= To be done =
Beneath this task is a listing; retype all of it exactly.
========================
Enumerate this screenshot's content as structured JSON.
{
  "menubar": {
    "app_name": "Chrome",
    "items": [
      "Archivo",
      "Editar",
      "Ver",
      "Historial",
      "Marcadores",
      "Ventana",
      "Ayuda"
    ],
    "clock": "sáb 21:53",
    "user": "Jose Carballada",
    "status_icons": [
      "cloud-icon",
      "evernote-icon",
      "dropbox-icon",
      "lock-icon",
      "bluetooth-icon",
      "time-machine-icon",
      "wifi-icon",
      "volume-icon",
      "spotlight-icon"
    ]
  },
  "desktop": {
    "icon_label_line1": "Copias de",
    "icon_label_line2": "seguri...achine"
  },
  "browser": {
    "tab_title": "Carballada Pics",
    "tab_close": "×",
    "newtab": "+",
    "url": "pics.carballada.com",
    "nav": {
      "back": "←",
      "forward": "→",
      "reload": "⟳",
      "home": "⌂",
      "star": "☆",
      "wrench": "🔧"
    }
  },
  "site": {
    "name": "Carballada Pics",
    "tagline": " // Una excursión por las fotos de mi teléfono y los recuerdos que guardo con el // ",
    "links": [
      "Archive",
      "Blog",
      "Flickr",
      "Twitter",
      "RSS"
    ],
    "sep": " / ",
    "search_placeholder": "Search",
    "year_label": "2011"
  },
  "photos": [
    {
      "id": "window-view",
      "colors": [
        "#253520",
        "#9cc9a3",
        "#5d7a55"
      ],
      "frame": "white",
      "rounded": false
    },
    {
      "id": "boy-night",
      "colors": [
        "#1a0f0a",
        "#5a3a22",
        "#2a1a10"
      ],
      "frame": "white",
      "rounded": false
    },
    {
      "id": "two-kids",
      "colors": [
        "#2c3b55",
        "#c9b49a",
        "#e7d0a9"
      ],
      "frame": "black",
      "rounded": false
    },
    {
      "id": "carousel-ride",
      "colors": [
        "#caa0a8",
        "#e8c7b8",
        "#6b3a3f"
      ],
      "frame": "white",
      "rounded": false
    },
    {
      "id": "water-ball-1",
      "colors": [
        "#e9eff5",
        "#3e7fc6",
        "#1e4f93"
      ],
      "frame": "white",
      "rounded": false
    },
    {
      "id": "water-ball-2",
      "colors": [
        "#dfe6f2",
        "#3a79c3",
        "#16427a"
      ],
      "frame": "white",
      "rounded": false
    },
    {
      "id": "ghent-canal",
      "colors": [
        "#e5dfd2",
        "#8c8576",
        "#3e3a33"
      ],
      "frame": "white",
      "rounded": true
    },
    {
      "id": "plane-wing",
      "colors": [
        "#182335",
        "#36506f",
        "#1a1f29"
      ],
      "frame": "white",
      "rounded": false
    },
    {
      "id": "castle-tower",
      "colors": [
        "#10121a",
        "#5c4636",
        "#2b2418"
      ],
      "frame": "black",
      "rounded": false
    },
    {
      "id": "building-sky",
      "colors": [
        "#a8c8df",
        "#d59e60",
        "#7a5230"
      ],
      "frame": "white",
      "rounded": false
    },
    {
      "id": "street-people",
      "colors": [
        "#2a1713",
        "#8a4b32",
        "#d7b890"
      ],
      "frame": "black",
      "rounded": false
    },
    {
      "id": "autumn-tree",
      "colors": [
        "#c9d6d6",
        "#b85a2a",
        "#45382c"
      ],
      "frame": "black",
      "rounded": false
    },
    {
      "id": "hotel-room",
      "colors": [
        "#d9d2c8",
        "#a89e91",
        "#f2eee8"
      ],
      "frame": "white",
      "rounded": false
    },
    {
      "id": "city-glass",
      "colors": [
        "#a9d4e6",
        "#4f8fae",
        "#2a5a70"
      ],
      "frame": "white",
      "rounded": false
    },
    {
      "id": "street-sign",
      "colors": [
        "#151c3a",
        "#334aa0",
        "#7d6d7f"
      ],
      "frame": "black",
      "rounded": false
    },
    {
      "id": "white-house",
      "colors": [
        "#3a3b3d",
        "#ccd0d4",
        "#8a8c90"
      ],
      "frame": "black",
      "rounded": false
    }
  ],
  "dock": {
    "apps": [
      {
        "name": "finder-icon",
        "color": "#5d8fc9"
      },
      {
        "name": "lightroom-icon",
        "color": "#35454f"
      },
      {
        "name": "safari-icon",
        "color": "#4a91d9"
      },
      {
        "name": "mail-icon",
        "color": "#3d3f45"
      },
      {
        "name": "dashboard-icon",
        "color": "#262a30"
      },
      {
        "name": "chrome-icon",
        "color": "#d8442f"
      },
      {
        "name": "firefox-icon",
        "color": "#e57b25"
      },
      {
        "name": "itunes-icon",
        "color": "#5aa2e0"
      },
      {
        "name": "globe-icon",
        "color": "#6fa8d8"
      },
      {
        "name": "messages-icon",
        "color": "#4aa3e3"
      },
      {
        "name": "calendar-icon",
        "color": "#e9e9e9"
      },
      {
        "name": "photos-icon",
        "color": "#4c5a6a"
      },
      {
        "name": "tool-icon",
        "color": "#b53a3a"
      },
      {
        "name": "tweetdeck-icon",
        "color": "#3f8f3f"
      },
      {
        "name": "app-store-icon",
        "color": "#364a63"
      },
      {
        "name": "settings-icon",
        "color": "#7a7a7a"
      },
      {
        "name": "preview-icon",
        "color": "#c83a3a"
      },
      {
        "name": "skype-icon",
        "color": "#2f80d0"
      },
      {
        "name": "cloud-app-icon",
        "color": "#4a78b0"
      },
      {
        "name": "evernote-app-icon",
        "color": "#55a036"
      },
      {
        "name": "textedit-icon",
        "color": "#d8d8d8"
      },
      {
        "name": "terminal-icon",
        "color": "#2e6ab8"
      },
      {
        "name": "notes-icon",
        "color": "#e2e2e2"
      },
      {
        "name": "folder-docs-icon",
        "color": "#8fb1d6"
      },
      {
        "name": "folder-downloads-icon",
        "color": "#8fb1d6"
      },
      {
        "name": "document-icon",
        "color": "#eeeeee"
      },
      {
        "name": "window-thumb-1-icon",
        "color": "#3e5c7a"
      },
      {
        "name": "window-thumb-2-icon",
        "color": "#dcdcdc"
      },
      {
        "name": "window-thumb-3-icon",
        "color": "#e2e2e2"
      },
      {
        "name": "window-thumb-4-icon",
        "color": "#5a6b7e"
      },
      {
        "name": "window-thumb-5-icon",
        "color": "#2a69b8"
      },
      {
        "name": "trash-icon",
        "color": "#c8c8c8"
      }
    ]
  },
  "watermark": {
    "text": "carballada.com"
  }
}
========================
= Answer =
Enumerate this screenshot's content as structured JSON.
{
  "menubar": {
    "app_name": "Chrome",
    "items": [
      "Archivo",
      "Editar",
      "Ver",
      "Historial",
      "Marcadores",
      "Ventana",
      "Ayuda"
    ],
    "clock": "sáb 21:53",
    "user": "Jose Carballada",
    "status_icons": [
      "cloud-icon",
      "evernote-icon",
      "dropbox-icon",
      "lock-icon",
      "bluetooth-icon",
      "time-machine-icon",
      "wifi-icon",
      "volume-icon",
      "spotlight-icon"
    ]
  },
  "desktop": {
    "icon_label_line1": "Copias de",
    "icon_label_line2": "seguri...achine"
  },
  "browser": {
    "tab_title": "Carballada Pics",
    "tab_close": "×",
    "newtab": "+",
    "url": "pics.carballada.com",
    "nav": {
      "back": "←",
      "forward": "→",
      "reload": "⟳",
      "home": "⌂",
      "star": "☆",
      "wrench": "🔧"
    }
  },
  "site": {
    "name": "Carballada Pics",
    "tagline": " // Una excursión por las fotos de mi teléfono y los recuerdos que guardo con el // ",
    "links": [
      "Archive",
      "Blog",
      "Flickr",
      "Twitter",
      "RSS"
    ],
    "sep": " / ",
    "search_placeholder": "Search",
    "year_label": "2011"
  },
  "photos": [
    {
      "id": "window-view",
      "colors": [
        "#253520",
        "#9cc9a3",
        "#5d7a55"
      ],
      "frame": "white",
      "rounded": false
    },
    {
      "id": "boy-night",
      "colors": [
        "#1a0f0a",
        "#5a3a22",
        "#2a1a10"
      ],
      "frame": "white",
      "rounded": false
    },
    {
      "id": "two-kids",
      "colors": [
        "#2c3b55",
        "#c9b49a",
        "#e7d0a9"
      ],
      "frame": "black",
      "rounded": false
    },
    {
      "id": "carousel-ride",
      "colors": [
        "#caa0a8",
        "#e8c7b8",
        "#6b3a3f"
      ],
      "frame": "white",
      "rounded": false
    },
    {
      "id": "water-ball-1",
      "colors": [
        "#e9eff5",
        "#3e7fc6",
        "#1e4f93"
      ],
      "frame": "white",
      "rounded": false
    },
    {
      "id": "water-ball-2",
      "colors": [
        "#dfe6f2",
        "#3a79c3",
        "#16427a"
      ],
      "frame": "white",
      "rounded": false
    },
    {
      "id": "ghent-canal",
      "colors": [
        "#e5dfd2",
        "#8c8576",
        "#3e3a33"
      ],
      "frame": "white",
      "rounded": true
    },
    {
      "id": "plane-wing",
      "colors": [
        "#182335",
        "#36506f",
        "#1a1f29"
      ],
      "frame": "white",
      "rounded": false
    },
    {
      "id": "castle-tower",
      "colors": [
        "#10121a",
        "#5c4636",
        "#2b2418"
      ],
      "frame": "black",
      "rounded": false
    },
    {
      "id": "building-sky",
      "colors": [
        "#a8c8df",
        "#d59e60",
        "#7a5230"
      ],
      "frame": "white",
      "rounded": false
    },
    {
      "id": "street-people",
      "colors": [
        "#2a1713",
        "#8a4b32",
        "#d7b890"
      ],
      "frame": "black",
      "rounded": false
    },
    {
      "id": "autumn-tree",
      "colors": [
        "#c9d6d6",
        "#b85a2a",
        "#45382c"
      ],
      "frame": "black",
      "rounded": false
    },
    {
      "id": "hotel-room",
      "colors": [
        "#d9d2c8",
        "#a89e91",
        "#f2eee8"
      ],
      "frame": "white",
      "rounded": false
    },
    {
      "id": "city-glass",
      "colors": [
        "#a9d4e6",
        "#4f8fae",
        "#2a5a70"
      ],
      "frame": "white",
      "rounded": false
    },
    {
      "id": "street-sign",
      "colors": [
        "#151c3a",
        "#334aa0",
        "#7d6d7f"
      ],
      "frame": "black",
      "rounded": false
    },
    {
      "id": "white-house",
      "colors": [
        "#3a3b3d",
        "#ccd0d4",
        "#8a8c90"
      ],
      "frame": "black",
      "rounded": false
    }
  ],
  "dock": {
    "apps": [
      {
        "name": "finder-icon",
        "color": "#5d8fc9"
      },
      {
        "name": "lightroom-icon",
        "color": "#35454f"
      },
      {
        "name": "safari-icon",
        "color": "#4a91d9"
      },
      {
        "name": "mail-icon",
        "color": "#3d3f45"
      },
      {
        "name": "dashboard-icon",
        "color": "#262a30"
      },
      {
        "name": "chrome-icon",
        "color": "#d8442f"
      },
      {
        "name": "firefox-icon",
        "color": "#e57b25"
      },
      {
        "name": "itunes-icon",
        "color": "#5aa2e0"
      },
      {
        "name": "globe-icon",
        "color": "#6fa8d8"
      },
      {
        "name": "messages-icon",
        "color": "#4aa3e3"
      },
      {
        "name": "calendar-icon",
        "color": "#e9e9e9"
      },
      {
        "name": "photos-icon",
        "color": "#4c5a6a"
      },
      {
        "name": "tool-icon",
        "color": "#b53a3a"
      },
      {
        "name": "tweetdeck-icon",
        "color": "#3f8f3f"
      },
      {
        "name": "app-store-icon",
        "color": "#364a63"
      },
      {
        "name": "settings-icon",
        "color": "#7a7a7a"
      },
      {
        "name": "preview-icon",
        "color": "#c83a3a"
      },
      {
        "name": "skype-icon",
        "color": "#2f80d0"
      },
      {
        "name": "cloud-app-icon",
        "color": "#4a78b0"
      },
      {
        "name": "evernote-app-icon",
        "color": "#55a036"
      },
      {
        "name": "textedit-icon",
        "color": "#d8d8d8"
      },
      {
        "name": "terminal-icon",
        "color": "#2e6ab8"
      },
      {
        "name": "notes-icon",
        "color": "#e2e2e2"
      },
      {
        "name": "folder-docs-icon",
        "color": "#8fb1d6"
      },
      {
        "name": "folder-downloads-icon",
        "color": "#8fb1d6"
      },
      {
        "name": "document-icon",
        "color": "#eeeeee"
      },
      {
        "name": "window-thumb-1-icon",
        "color": "#3e5c7a"
      },
      {
        "name": "window-thumb-2-icon",
        "color": "#dcdcdc"
      },
      {
        "name": "window-thumb-3-icon",
        "color": "#e2e2e2"
      },
      {
        "name": "window-thumb-4-icon",
        "color": "#5a6b7e"
      },
      {
        "name": "window-thumb-5-icon",
        "color": "#2a69b8"
      },
      {
        "name": "trash-icon",
        "color": "#c8c8c8"
      }
    ]
  },
  "watermark": {
    "text": "carballada.com"
  }
}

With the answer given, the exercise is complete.